▶ [What to produce]: Write out nothing but the lines from the one containing "Transcribe this chart's" through the last line below, both included, and without the pictures.

(Data records)

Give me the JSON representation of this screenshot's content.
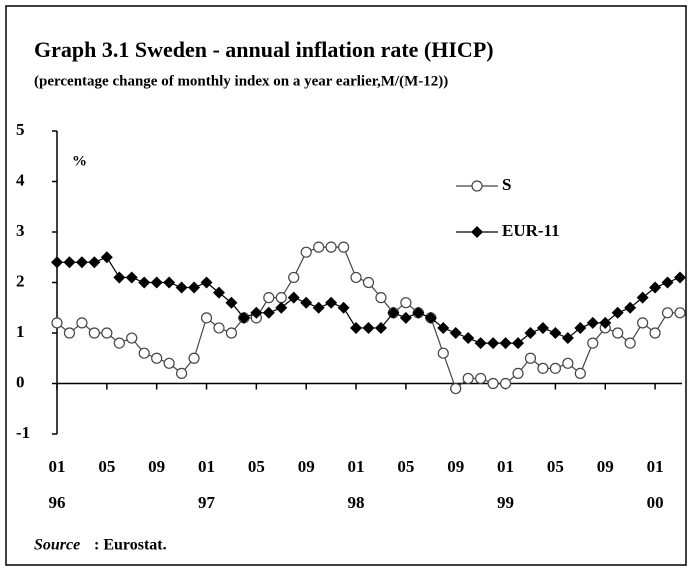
{
  "chart_data": {
    "type": "line",
    "title": "Graph 3.1  Sweden - annual inflation rate (HICP)",
    "subtitle": "(percentage change of monthly index on a year earlier,M/(M-12))",
    "y_unit_label": "%",
    "categories": [
      "01",
      null,
      null,
      null,
      "05",
      null,
      null,
      null,
      "09",
      null,
      null,
      null,
      "01",
      null,
      null,
      null,
      "05",
      null,
      null,
      null,
      "09",
      null,
      null,
      null,
      "01",
      null,
      null,
      null,
      "05",
      null,
      null,
      null,
      "09",
      null,
      null,
      null,
      "01",
      null,
      null,
      null,
      "05",
      null,
      null,
      null,
      "09",
      null,
      null,
      null,
      "01",
      null,
      null
    ],
    "x_year_labels": [
      "96",
      "97",
      "98",
      "99",
      "00"
    ],
    "series": [
      {
        "name": "S",
        "color": "#444444",
        "marker": "circle",
        "values": [
          1.2,
          1.0,
          1.2,
          1.0,
          1.0,
          0.8,
          0.9,
          0.6,
          0.5,
          0.4,
          0.2,
          0.5,
          1.3,
          1.1,
          1.0,
          1.3,
          1.3,
          1.7,
          1.7,
          2.1,
          2.6,
          2.7,
          2.7,
          2.7,
          2.1,
          2.0,
          1.7,
          1.4,
          1.6,
          1.4,
          1.3,
          0.6,
          -0.1,
          0.1,
          0.1,
          0.0,
          0.0,
          0.2,
          0.5,
          0.3,
          0.3,
          0.4,
          0.2,
          0.8,
          1.1,
          1.0,
          0.8,
          1.2,
          1.0,
          1.4,
          1.4
        ]
      },
      {
        "name": "EUR-11",
        "color": "#000000",
        "marker": "diamond",
        "values": [
          2.4,
          2.4,
          2.4,
          2.4,
          2.5,
          2.1,
          2.1,
          2.0,
          2.0,
          2.0,
          1.9,
          1.9,
          2.0,
          1.8,
          1.6,
          1.3,
          1.4,
          1.4,
          1.5,
          1.7,
          1.6,
          1.5,
          1.6,
          1.5,
          1.1,
          1.1,
          1.1,
          1.4,
          1.3,
          1.4,
          1.3,
          1.1,
          1.0,
          0.9,
          0.8,
          0.8,
          0.8,
          0.8,
          1.0,
          1.1,
          1.0,
          0.9,
          1.1,
          1.2,
          1.2,
          1.4,
          1.5,
          1.7,
          1.9,
          2.0,
          2.1
        ]
      }
    ],
    "ylim": [
      -1,
      5
    ],
    "yticks": [
      -1,
      0,
      1,
      2,
      3,
      4,
      5
    ],
    "source_label": "Source",
    "source_text": ": Eurostat."
  }
}
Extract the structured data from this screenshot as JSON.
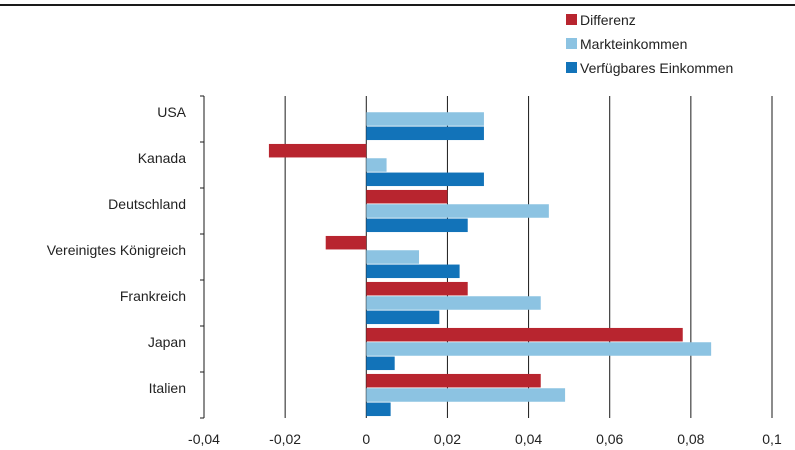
{
  "chart_data": {
    "type": "bar",
    "orientation": "horizontal",
    "categories": [
      "USA",
      "Kanada",
      "Deutschland",
      "Vereinigtes Königreich",
      "Frankreich",
      "Japan",
      "Italien"
    ],
    "series": [
      {
        "name": "Differenz",
        "color": "#b8252f",
        "values": [
          null,
          -0.024,
          0.02,
          -0.01,
          0.025,
          0.078,
          0.043
        ]
      },
      {
        "name": "Markteinkommen",
        "color": "#8cc3e2",
        "values": [
          0.029,
          0.005,
          0.045,
          0.013,
          0.043,
          0.085,
          0.049
        ]
      },
      {
        "name": "Verfügbares Einkommen",
        "color": "#1273b9",
        "values": [
          0.029,
          0.029,
          0.025,
          0.023,
          0.018,
          0.007,
          0.006
        ]
      }
    ],
    "xlim": [
      -0.04,
      0.1
    ],
    "xticks": [
      -0.04,
      -0.02,
      0,
      0.02,
      0.04,
      0.06,
      0.08,
      0.1
    ],
    "xtick_labels": [
      "-0,04",
      "-0,02",
      "0",
      "0,02",
      "0,04",
      "0,06",
      "0,08",
      "0,1"
    ],
    "grid": "vertical",
    "legend_position": "top-right"
  }
}
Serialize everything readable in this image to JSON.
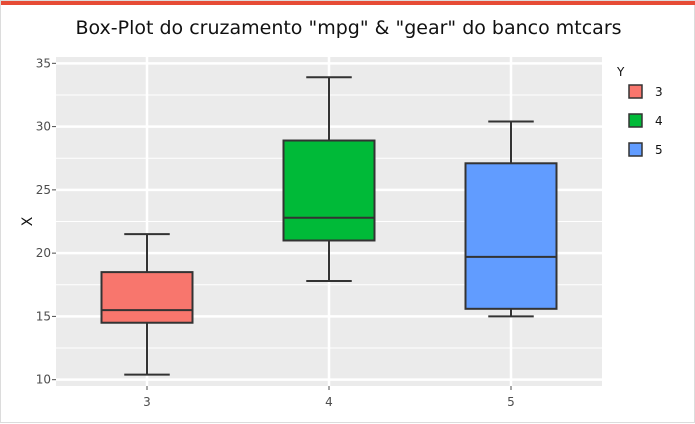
{
  "title": "Box-Plot do cruzamento \"mpg\" & \"gear\" do banco mtcars",
  "accent_color": "#e64b35",
  "chart_data": {
    "type": "box",
    "title": "Box-Plot do cruzamento \"mpg\" & \"gear\" do banco mtcars",
    "xlabel": "",
    "ylabel": "X",
    "ylim": [
      9.5,
      35.5
    ],
    "yticks": [
      10,
      15,
      20,
      25,
      30,
      35
    ],
    "categories": [
      "3",
      "4",
      "5"
    ],
    "grid": true,
    "background": "#ebebeb",
    "legend": {
      "title": "Y",
      "position": "right",
      "entries": [
        {
          "label": "3",
          "color": "#f8766d"
        },
        {
          "label": "4",
          "color": "#00ba38"
        },
        {
          "label": "5",
          "color": "#619cff"
        }
      ]
    },
    "boxes": [
      {
        "category": "3",
        "min": 10.4,
        "q1": 14.5,
        "median": 15.5,
        "q3": 18.5,
        "max": 21.5,
        "color": "#f8766d"
      },
      {
        "category": "4",
        "min": 17.8,
        "q1": 21.0,
        "median": 22.8,
        "q3": 28.9,
        "max": 33.9,
        "color": "#00ba38"
      },
      {
        "category": "5",
        "min": 15.0,
        "q1": 15.6,
        "median": 19.7,
        "q3": 27.1,
        "max": 30.4,
        "color": "#619cff"
      }
    ]
  }
}
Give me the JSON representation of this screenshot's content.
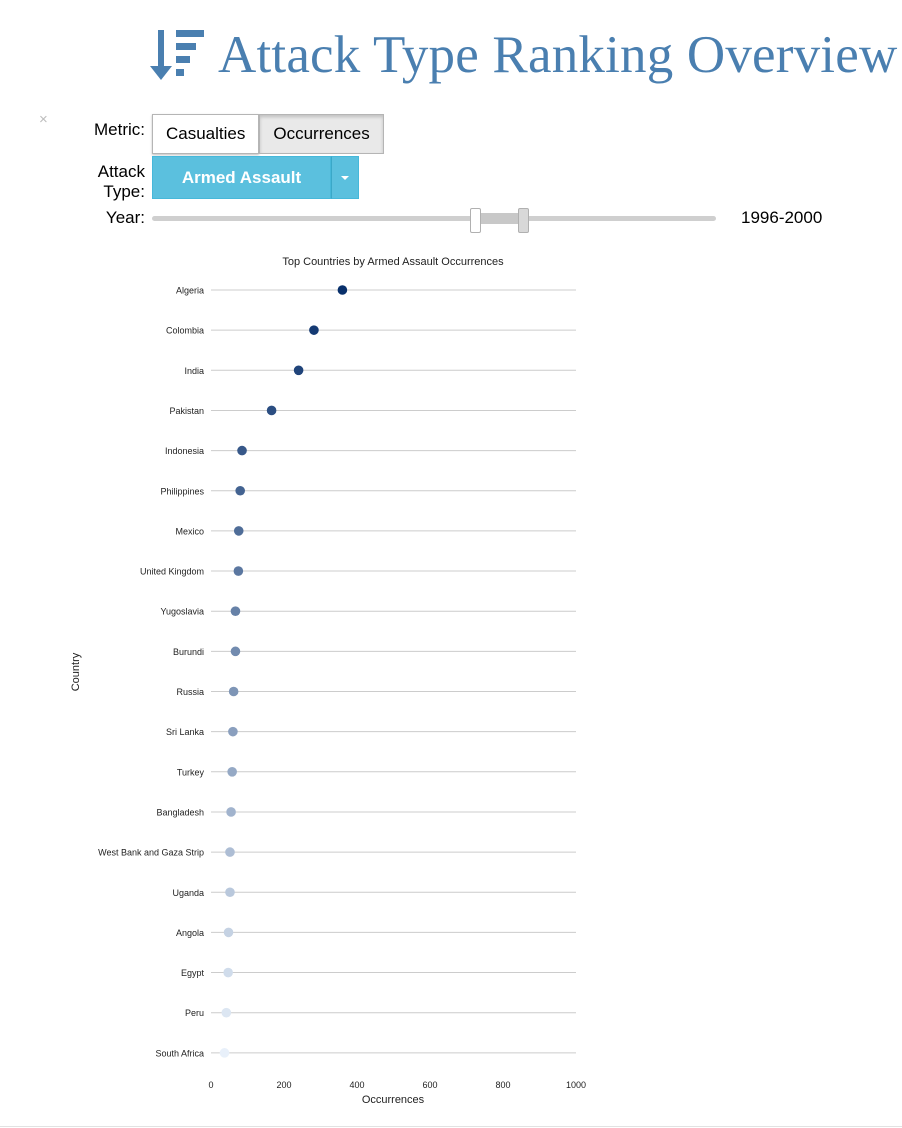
{
  "header": {
    "title": "Attack Type Ranking Overview",
    "icon": "sort-amount-down-icon",
    "color": "#4a7fb0"
  },
  "controls": {
    "close_symbol": "×",
    "metric_label": "Metric:",
    "metric_options": [
      "Casualties",
      "Occurrences"
    ],
    "metric_selected": "Occurrences",
    "attack_type_label_line1": "Attack",
    "attack_type_label_line2": "Type:",
    "attack_type_value": "Armed Assault",
    "year_label": "Year:",
    "year_range_text": "1996-2000",
    "year_range": [
      1996,
      2000
    ],
    "dropdown_color": "#5bc0de"
  },
  "chart_data": {
    "type": "scatter",
    "title": "Top Countries by Armed Assault Occurrences",
    "xlabel": "Occurrences",
    "ylabel": "Country",
    "xlim": [
      0,
      1000
    ],
    "xticks": [
      0,
      200,
      400,
      600,
      800,
      1000
    ],
    "grid": true,
    "color_scale": [
      "#08306b",
      "#e8f0fa"
    ],
    "categories": [
      "Algeria",
      "Colombia",
      "India",
      "Pakistan",
      "Indonesia",
      "Philippines",
      "Mexico",
      "United Kingdom",
      "Yugoslavia",
      "Burundi",
      "Russia",
      "Sri Lanka",
      "Turkey",
      "Bangladesh",
      "West Bank and Gaza Strip",
      "Uganda",
      "Angola",
      "Egypt",
      "Peru",
      "South Africa"
    ],
    "values": [
      360,
      282,
      240,
      166,
      85,
      80,
      76,
      75,
      67,
      67,
      62,
      60,
      58,
      55,
      52,
      52,
      48,
      47,
      42,
      37
    ]
  }
}
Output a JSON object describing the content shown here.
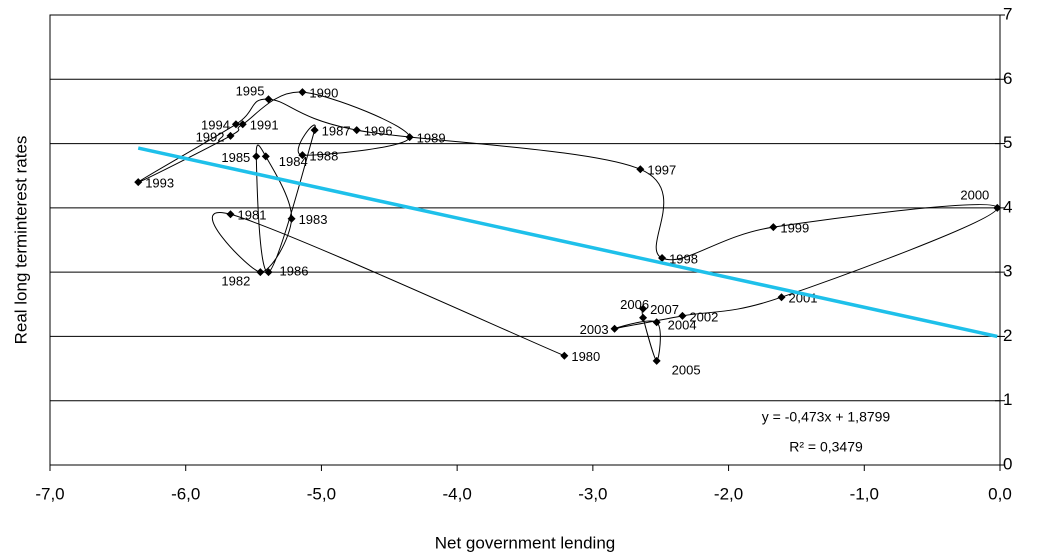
{
  "chart_data": {
    "type": "scatter",
    "x_label": "Net government lending",
    "y_label": "Real long terminterest rates",
    "xlim": [
      -7,
      0
    ],
    "xticks": [
      {
        "value": -7,
        "label": "-7,0"
      },
      {
        "value": -6,
        "label": "-6,0"
      },
      {
        "value": -5,
        "label": "-5,0"
      },
      {
        "value": -4,
        "label": "-4,0"
      },
      {
        "value": -3,
        "label": "-3,0"
      },
      {
        "value": -2,
        "label": "-2,0"
      },
      {
        "value": -1,
        "label": "-1,0"
      },
      {
        "value": 0,
        "label": "0,0"
      }
    ],
    "ylim": [
      0,
      7
    ],
    "yticks": [
      0,
      1,
      2,
      3,
      4,
      5,
      6,
      7
    ],
    "grid": true,
    "series": [
      {
        "color": "#000000",
        "labels": [
          "1980",
          "1981",
          "1982",
          "1983",
          "1984",
          "1985",
          "1986",
          "1987",
          "1988",
          "1989",
          "1990",
          "1991",
          "1992",
          "1993",
          "1994",
          "1995",
          "1996",
          "1997",
          "1998",
          "1999",
          "2000",
          "2001",
          "2002",
          "2003",
          "2004",
          "2005",
          "2006",
          "2007"
        ],
        "x": [
          -3.21,
          -5.67,
          -5.45,
          -5.22,
          -5.41,
          -5.48,
          -5.39,
          -5.05,
          -5.14,
          -4.35,
          -5.14,
          -5.58,
          -5.67,
          -6.35,
          -5.63,
          -5.39,
          -4.74,
          -2.65,
          -2.49,
          -1.67,
          -0.02,
          -1.61,
          -2.34,
          -2.84,
          -2.53,
          -2.53,
          -2.63,
          -2.63
        ],
        "values": [
          1.7,
          3.9,
          3.0,
          3.83,
          4.8,
          4.8,
          3.0,
          5.21,
          4.82,
          5.1,
          5.8,
          5.3,
          5.12,
          4.4,
          5.3,
          5.69,
          5.21,
          4.6,
          3.22,
          3.7,
          4.0,
          2.61,
          2.32,
          2.12,
          2.22,
          1.62,
          2.29,
          2.43
        ]
      }
    ],
    "trendline": {
      "color": "#1ec0ea",
      "x": [
        -6.35,
        -0.02
      ],
      "values": [
        4.93,
        2.0
      ]
    },
    "annotations": [
      "y = -0,473x + 1,8799",
      "R² = 0,3479"
    ]
  }
}
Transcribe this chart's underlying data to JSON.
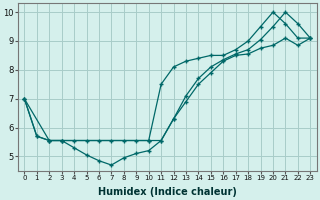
{
  "xlabel": "Humidex (Indice chaleur)",
  "bg_color": "#d5f0ec",
  "grid_color": "#a8ccc8",
  "line_color": "#006868",
  "xlim": [
    -0.5,
    23.5
  ],
  "ylim": [
    4.5,
    10.3
  ],
  "xticks": [
    0,
    1,
    2,
    3,
    4,
    5,
    6,
    7,
    8,
    9,
    10,
    11,
    12,
    13,
    14,
    15,
    16,
    17,
    18,
    19,
    20,
    21,
    22,
    23
  ],
  "yticks": [
    5,
    6,
    7,
    8,
    9,
    10
  ],
  "line1_x": [
    0,
    1,
    2,
    3,
    4,
    5,
    6,
    7,
    8,
    9,
    10,
    11,
    12,
    13,
    14,
    15,
    16,
    17,
    18,
    19,
    20,
    21,
    22,
    23
  ],
  "line1_y": [
    7.0,
    5.7,
    5.55,
    5.55,
    5.55,
    5.55,
    5.55,
    5.55,
    5.55,
    5.55,
    5.55,
    5.55,
    6.3,
    6.9,
    7.5,
    7.9,
    8.3,
    8.5,
    8.55,
    8.75,
    8.85,
    9.1,
    8.85,
    9.1
  ],
  "line2_x": [
    0,
    2,
    3,
    10,
    11,
    12,
    13,
    14,
    15,
    16,
    17,
    18,
    19,
    20,
    21,
    22,
    23
  ],
  "line2_y": [
    7.0,
    5.55,
    5.55,
    5.55,
    7.5,
    8.1,
    8.3,
    8.4,
    8.5,
    8.5,
    8.7,
    9.0,
    9.5,
    10.0,
    9.6,
    9.1,
    9.1
  ],
  "line3_x": [
    0,
    1,
    2,
    3,
    4,
    5,
    6,
    7,
    8,
    9,
    10,
    11,
    12,
    13,
    14,
    15,
    16,
    17,
    18,
    19,
    20,
    21,
    22,
    23
  ],
  "line3_y": [
    7.0,
    5.7,
    5.55,
    5.55,
    5.3,
    5.05,
    4.85,
    4.7,
    4.95,
    5.1,
    5.2,
    5.55,
    6.3,
    7.1,
    7.7,
    8.1,
    8.35,
    8.55,
    8.7,
    9.05,
    9.5,
    10.0,
    9.6,
    9.1
  ]
}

▶ [Solution for this task]:
Transcribe this chart's underlying data to JSON.
{
  "xlabel": "Humidex (Indice chaleur)",
  "bg_color": "#d5f0ec",
  "grid_color": "#a8ccc8",
  "line_color": "#006868",
  "xlim": [
    -0.5,
    23.5
  ],
  "ylim": [
    4.5,
    10.3
  ],
  "xticks": [
    0,
    1,
    2,
    3,
    4,
    5,
    6,
    7,
    8,
    9,
    10,
    11,
    12,
    13,
    14,
    15,
    16,
    17,
    18,
    19,
    20,
    21,
    22,
    23
  ],
  "yticks": [
    5,
    6,
    7,
    8,
    9,
    10
  ],
  "line1_x": [
    0,
    1,
    2,
    3,
    4,
    5,
    6,
    7,
    8,
    9,
    10,
    11,
    12,
    13,
    14,
    15,
    16,
    17,
    18,
    19,
    20,
    21,
    22,
    23
  ],
  "line1_y": [
    7.0,
    5.7,
    5.55,
    5.55,
    5.55,
    5.55,
    5.55,
    5.55,
    5.55,
    5.55,
    5.55,
    5.55,
    6.3,
    6.9,
    7.5,
    7.9,
    8.3,
    8.5,
    8.55,
    8.75,
    8.85,
    9.1,
    8.85,
    9.1
  ],
  "line2_x": [
    0,
    2,
    3,
    10,
    11,
    12,
    13,
    14,
    15,
    16,
    17,
    18,
    19,
    20,
    21,
    22,
    23
  ],
  "line2_y": [
    7.0,
    5.55,
    5.55,
    5.55,
    7.5,
    8.1,
    8.3,
    8.4,
    8.5,
    8.5,
    8.7,
    9.0,
    9.5,
    10.0,
    9.6,
    9.1,
    9.1
  ],
  "line3_x": [
    0,
    1,
    2,
    3,
    4,
    5,
    6,
    7,
    8,
    9,
    10,
    11,
    12,
    13,
    14,
    15,
    16,
    17,
    18,
    19,
    20,
    21,
    22,
    23
  ],
  "line3_y": [
    7.0,
    5.7,
    5.55,
    5.55,
    5.3,
    5.05,
    4.85,
    4.7,
    4.95,
    5.1,
    5.2,
    5.55,
    6.3,
    7.1,
    7.7,
    8.1,
    8.35,
    8.55,
    8.7,
    9.05,
    9.5,
    10.0,
    9.6,
    9.1
  ]
}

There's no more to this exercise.